[Collected data entries]
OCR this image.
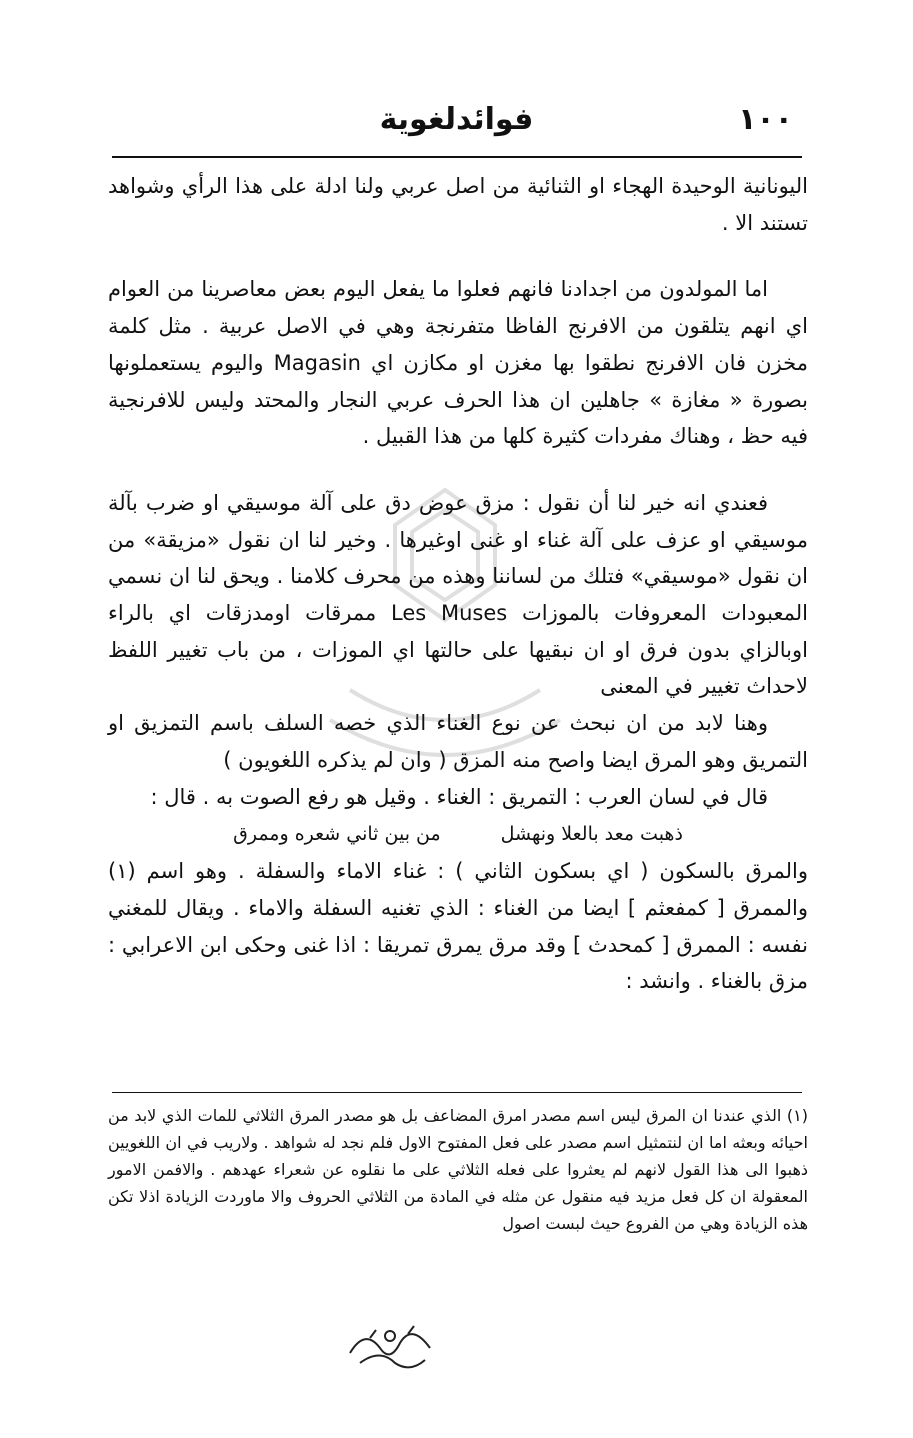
١٠٠
فوائدلغوية

اليونانية الوحيدة الهجاء او الثنائية من اصل عربي ولنا ادلة على هذا الرأي وشواهد تستند الا .

اما المولدون من اجدادنا فانهم فعلوا ما يفعل اليوم بعض معاصرينا من العوام اي انهم يتلقون من الافرنج الفاظا متفرنجة وهي في الاصل عربية . مثل كلمة مخزن فان الافرنج نطقوا بها مغزن او مكازن اي Magasin واليوم يستعملونها بصورة « مغازة » جاهلين ان هذا الحرف عربي النجار والمحتد وليس للافرنجية فيه حظ ، وهناك مفردات كثيرة كلها من هذا القبيل .

فعندي انه خير لنا أن نقول : مزق عوض دق على آلة موسيقي او ضرب بآلة موسيقي او عزف على آلة غناء او غنى اوغيرها . وخير لنا ان نقول «مزيقة» من ان نقول «موسيقي» فتلك من لساننا وهذه من محرف كلامنا . ويحق لنا ان نسمي المعبودات المعروفات بالموزات Les Muses ممرقات اومدزقات اي بالراء اوبالزاي بدون فرق او ان نبقيها على حالتها اي الموزات ، من باب تغيير اللفظ لاحداث تغيير في المعنى

وهنا لابد من ان نبحث عن نوع الغناء الذي خصه السلف باسم التمزيق او التمريق وهو المرق ايضا واصح منه المزق ( وان لم يذكره اللغويون )

قال في لسان العرب : التمريق : الغناء . وقيل هو رفع الصوت به . قال :

ذهبت معد بالعلا ونهشل
من بين ثاني شعره وممرق

والمرق بالسكون ( اي بسكون الثاني ) : غناء الاماء والسفلة . وهو اسم (١) والممرق [ كمفعثم ] ايضا من الغناء : الذي تغنيه السفلة والاماء . ويقال للمغني نفسه : الممرق [ كمحدث ] وقد مرق يمرق تمريقا : اذا غنى وحكى ابن الاعرابي : مزق بالغناء . وانشد :

(١) الذي عندنا ان المرق ليس اسم مصدر امرق المضاعف بل هو مصدر المرق الثلاثي للمات الذي لابد من احيائه وبعثه اما ان لنتمثيل اسم مصدر على فعل المفتوح الاول فلم نجد له شواهد . ولاريب في ان اللغويين ذهبوا الى هذا القول لانهم لم يعثروا على فعله الثلاثي على ما نقلوه عن شعراء عهدهم . والافمن الامور المعقولة ان كل فعل مزيد فيه منقول عن مثله في المادة من الثلاثي الحروف والا ماوردت الزيادة اذلا تكن هذه الزيادة وهي من الفروع حيث لبست اصول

* Aim
Copy every line from the entries that contains the word "التمريق".

* Solution to the exercise
وهنا لابد من ان نبحث عن نوع الغناء الذي خصه السلف باسم التمزيق او التمريق وهو المرق ايضا واصح منه المزق ( وان لم يذكره اللغويون )
قال في لسان العرب : التمريق : الغناء . وقيل هو رفع الصوت به . قال :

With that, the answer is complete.